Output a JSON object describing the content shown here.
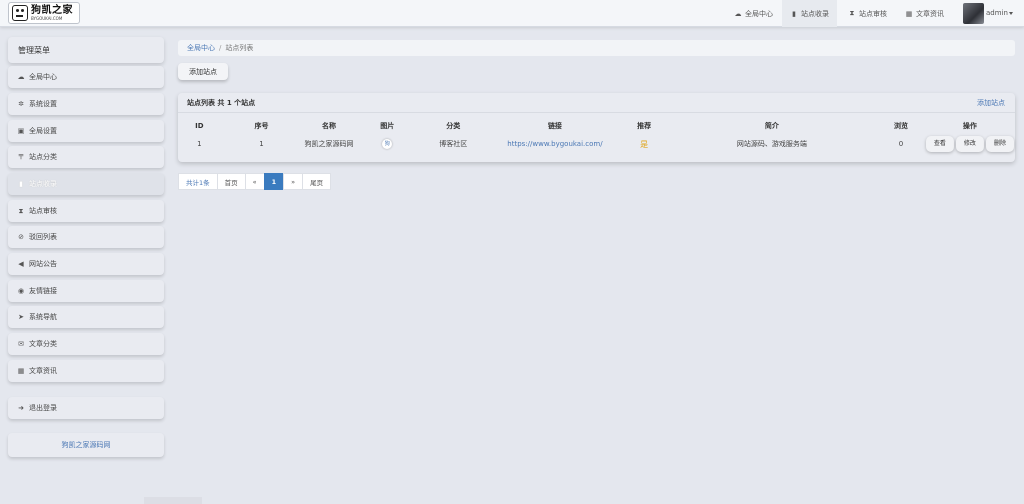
{
  "header": {
    "logo_name": "狗凯之家",
    "logo_url": "BYGOUKAI.COM",
    "nav": [
      {
        "label": "全局中心",
        "icon": "dashboard-icon"
      },
      {
        "label": "站点收录",
        "icon": "book-icon"
      },
      {
        "label": "站点审核",
        "icon": "hourglass-icon"
      },
      {
        "label": "文章资讯",
        "icon": "keyboard-icon"
      }
    ],
    "user": "admin"
  },
  "sidebar": {
    "title": "管理菜单",
    "items": [
      {
        "label": "全局中心",
        "icon": "dashboard-icon"
      },
      {
        "label": "系统设置",
        "icon": "gear-icon"
      },
      {
        "label": "全局设置",
        "icon": "picture-icon"
      },
      {
        "label": "站点分类",
        "icon": "filter-icon"
      },
      {
        "label": "站点收录",
        "icon": "book-icon"
      },
      {
        "label": "站点审核",
        "icon": "hourglass-icon"
      },
      {
        "label": "驳回列表",
        "icon": "ban-icon"
      },
      {
        "label": "网站公告",
        "icon": "bullhorn-icon"
      },
      {
        "label": "友情链接",
        "icon": "eye-icon"
      },
      {
        "label": "系统导航",
        "icon": "send-icon"
      },
      {
        "label": "文章分类",
        "icon": "envelope-icon"
      },
      {
        "label": "文章资讯",
        "icon": "keyboard-icon"
      }
    ],
    "logout": "退出登录",
    "site_link": "狗凯之家源码网"
  },
  "breadcrumb": {
    "home": "全局中心",
    "separator": "/",
    "current": "站点列表"
  },
  "toolbar": {
    "add_label": "添加站点"
  },
  "panel": {
    "title": "站点列表 共 1 个站点",
    "add_link": "添加站点",
    "columns": [
      "ID",
      "序号",
      "名称",
      "图片",
      "分类",
      "链接",
      "推荐",
      "简介",
      "浏览",
      "操作"
    ],
    "rows": [
      {
        "id": "1",
        "order": "1",
        "name": "狗凯之家源码网",
        "image": "狗",
        "category": "博客社区",
        "link": "https://www.bygoukai.com/",
        "recommend": "是",
        "intro": "网站源码、游戏服务端",
        "views": "0",
        "actions": [
          "查看",
          "修改",
          "删除"
        ]
      }
    ]
  },
  "pagination": {
    "info": "共计1条",
    "first": "首页",
    "prev": "«",
    "current": "1",
    "next": "»",
    "last": "尾页"
  },
  "colors": {
    "accent": "#3a7bbf",
    "link": "#4a77b4",
    "star": "#e0a51a"
  }
}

Objective: Without the pictures, print the whole listing exactly as given.

Answer to this task:
Output a JSON object describing the content shown here.
{
  "header": {
    "logo_name": "狗凯之家",
    "logo_url": "BYGOUKAI.COM",
    "nav": [
      {
        "label": "全局中心",
        "icon": "dashboard-icon"
      },
      {
        "label": "站点收录",
        "icon": "book-icon"
      },
      {
        "label": "站点审核",
        "icon": "hourglass-icon"
      },
      {
        "label": "文章资讯",
        "icon": "keyboard-icon"
      }
    ],
    "user": "admin"
  },
  "sidebar": {
    "title": "管理菜单",
    "items": [
      {
        "label": "全局中心",
        "icon": "dashboard-icon"
      },
      {
        "label": "系统设置",
        "icon": "gear-icon"
      },
      {
        "label": "全局设置",
        "icon": "picture-icon"
      },
      {
        "label": "站点分类",
        "icon": "filter-icon"
      },
      {
        "label": "站点收录",
        "icon": "book-icon"
      },
      {
        "label": "站点审核",
        "icon": "hourglass-icon"
      },
      {
        "label": "驳回列表",
        "icon": "ban-icon"
      },
      {
        "label": "网站公告",
        "icon": "bullhorn-icon"
      },
      {
        "label": "友情链接",
        "icon": "eye-icon"
      },
      {
        "label": "系统导航",
        "icon": "send-icon"
      },
      {
        "label": "文章分类",
        "icon": "envelope-icon"
      },
      {
        "label": "文章资讯",
        "icon": "keyboard-icon"
      }
    ],
    "logout": "退出登录",
    "site_link": "狗凯之家源码网"
  },
  "breadcrumb": {
    "home": "全局中心",
    "separator": "/",
    "current": "站点列表"
  },
  "toolbar": {
    "add_label": "添加站点"
  },
  "panel": {
    "title": "站点列表 共 1 个站点",
    "add_link": "添加站点",
    "columns": [
      "ID",
      "序号",
      "名称",
      "图片",
      "分类",
      "链接",
      "推荐",
      "简介",
      "浏览",
      "操作"
    ],
    "rows": [
      {
        "id": "1",
        "order": "1",
        "name": "狗凯之家源码网",
        "image": "狗",
        "category": "博客社区",
        "link": "https://www.bygoukai.com/",
        "recommend": "是",
        "intro": "网站源码、游戏服务端",
        "views": "0",
        "actions": [
          "查看",
          "修改",
          "删除"
        ]
      }
    ]
  },
  "pagination": {
    "info": "共计1条",
    "first": "首页",
    "prev": "«",
    "current": "1",
    "next": "»",
    "last": "尾页"
  },
  "colors": {
    "accent": "#3a7bbf",
    "link": "#4a77b4",
    "star": "#e0a51a"
  }
}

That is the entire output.